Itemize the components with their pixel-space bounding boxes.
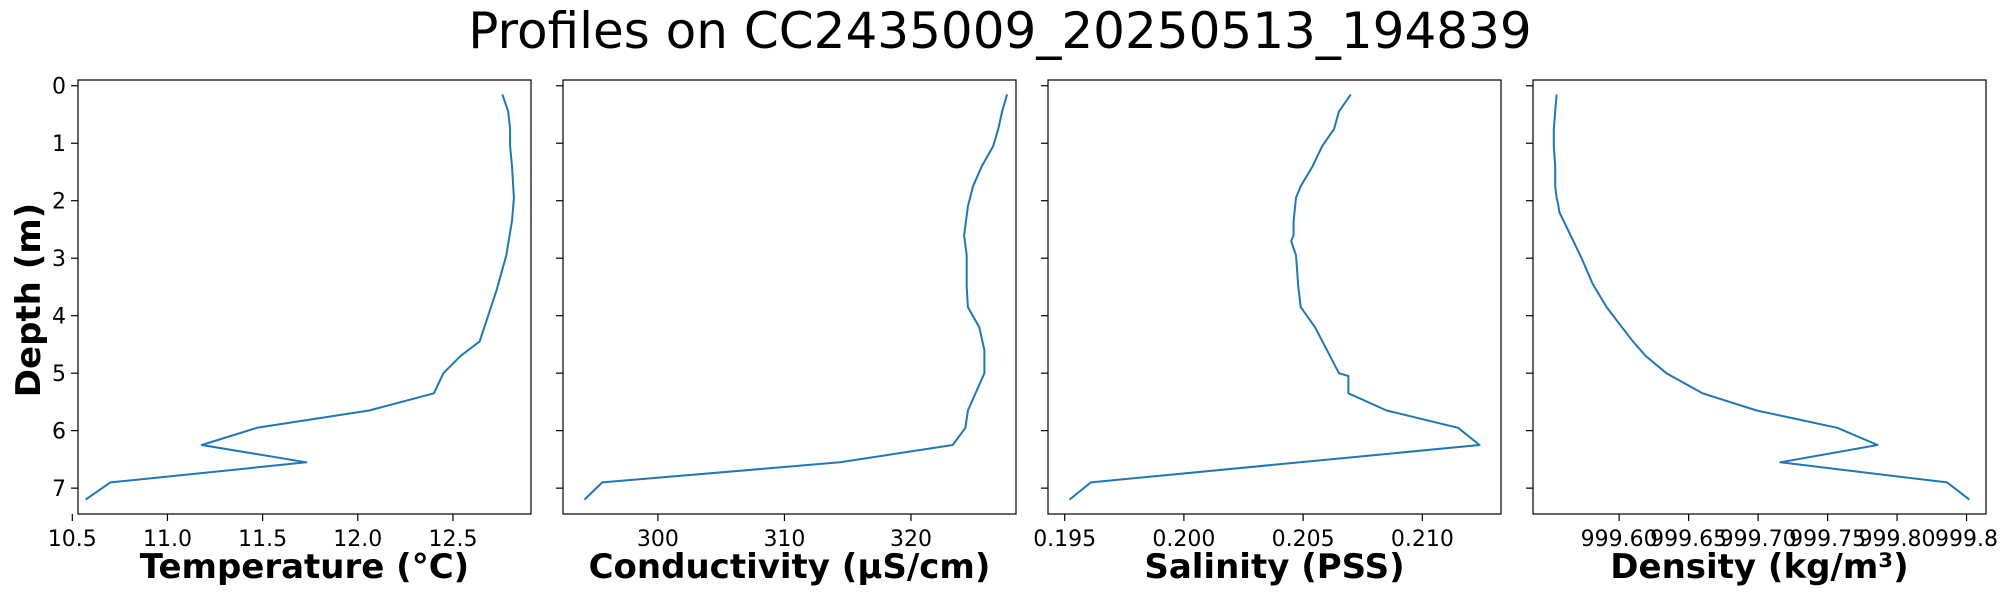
conductivity-tick-label: 310 [763,527,805,552]
depth-axis-label: Depth (m) [9,203,49,397]
depth-tick-label: 3 [52,247,66,272]
salinity-tick-label: 0.210 [1391,527,1454,552]
density-axes-frame [1532,79,1987,515]
salinity-axis-label: Salinity (PSS) [1144,547,1404,587]
temperature-tick-label: 12.0 [333,527,382,552]
depth-tick-label: 5 [52,362,66,387]
temperature-panel: 0 1 2 3 4 5 6 7 10.5 11.0 11.5 12.0 12.5Temperature … [48,75,532,587]
depth-tick-label: 4 [52,305,66,330]
conductivity-profile-line [583,94,1009,501]
depth-tick-label: 6 [52,420,66,445]
temperature-profile-line [85,94,515,501]
depth-tick-label: 0 [52,75,66,100]
density-tick-label: 999.65 [1650,527,1727,552]
depth-tick-label: 7 [52,477,66,502]
figure-title: Profiles on CC2435009_20250513_194839 [468,2,1531,60]
conductivity-tick-label: 320 [890,527,932,552]
temperature-tick-label: 10.5 [48,527,97,552]
temperature-axes-frame [77,79,532,515]
depth-tick-label: 1 [52,132,66,157]
temperature-tick-label: 11.5 [238,527,287,552]
temperature-axis-label: Temperature (°C) [140,547,469,587]
salinity-tick-label: 0.195 [1033,527,1096,552]
density-profile-line [1552,94,1970,501]
salinity-tick-label: 0.200 [1152,527,1215,552]
temperature-tick-label: 11.0 [143,527,192,552]
density-tick-label: 999.70 [1720,527,1797,552]
density-axis-label: Density (kg/m³) [1610,547,1908,587]
density-tick-label: 999.8 [1935,527,1998,552]
conductivity-axis-label: Conductivity (µS/cm) [589,547,991,587]
conductivity-axes-frame [562,79,1017,515]
density-tick-label: 999.80 [1859,527,1936,552]
salinity-tick-label: 0.205 [1272,527,1335,552]
salinity-axes-frame [1047,79,1502,515]
temperature-tick-label: 12.5 [428,527,477,552]
density-tick-label: 999.60 [1581,527,1658,552]
depth-tick-label: 2 [52,190,66,215]
salinity-profile-line [1068,93,1481,501]
density-tick-label: 999.75 [1789,527,1866,552]
conductivity-tick-label: 300 [637,527,679,552]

▶ [Goal] Copy the data above word for word, but leave the picture out.

▶ [Result for this exercise]
Itemize the components with their pixel-space bounding boxes.
conductivity-tick-label: 310 [763,527,805,552]
depth-axis-label: Depth (m) [9,203,49,397]
depth-tick-label: 3 [52,247,66,272]
salinity-tick-label: 0.210 [1391,527,1454,552]
density-axes-frame [1532,79,1987,515]
salinity-axis-label: Salinity (PSS) [1144,547,1404,587]
temperature-tick-label: 12.0 [333,527,382,552]
depth-tick-label: 5 [52,362,66,387]
temperature-panel: 0 1 2 3 4 5 6 7 10.5 11.0 11.5 12.0 12.5Temperature … [48,75,532,587]
depth-tick-label: 4 [52,305,66,330]
conductivity-profile-line [583,94,1009,501]
depth-tick-label: 6 [52,420,66,445]
temperature-profile-line [85,94,515,501]
depth-tick-label: 0 [52,75,66,100]
density-tick-label: 999.65 [1650,527,1727,552]
depth-tick-label: 7 [52,477,66,502]
figure-title: Profiles on CC2435009_20250513_194839 [468,2,1531,60]
conductivity-tick-label: 320 [890,527,932,552]
temperature-tick-label: 10.5 [48,527,97,552]
temperature-axes-frame [77,79,532,515]
depth-tick-label: 1 [52,132,66,157]
temperature-tick-label: 11.5 [238,527,287,552]
temperature-axis-label: Temperature (°C) [140,547,469,587]
salinity-tick-label: 0.195 [1033,527,1096,552]
density-profile-line [1552,94,1970,501]
salinity-tick-label: 0.200 [1152,527,1215,552]
temperature-tick-label: 11.0 [143,527,192,552]
density-tick-label: 999.70 [1720,527,1797,552]
density-axis-label: Density (kg/m³) [1610,547,1908,587]
density-tick-label: 999.8 [1935,527,1998,552]
conductivity-axis-label: Conductivity (µS/cm) [589,547,991,587]
conductivity-axes-frame [562,79,1017,515]
density-tick-label: 999.80 [1859,527,1936,552]
salinity-tick-label: 0.205 [1272,527,1335,552]
salinity-axes-frame [1047,79,1502,515]
temperature-tick-label: 12.5 [428,527,477,552]
density-tick-label: 999.60 [1581,527,1658,552]
depth-tick-label: 2 [52,190,66,215]
salinity-profile-line [1068,93,1481,501]
density-tick-label: 999.75 [1789,527,1866,552]
conductivity-tick-label: 300 [637,527,679,552]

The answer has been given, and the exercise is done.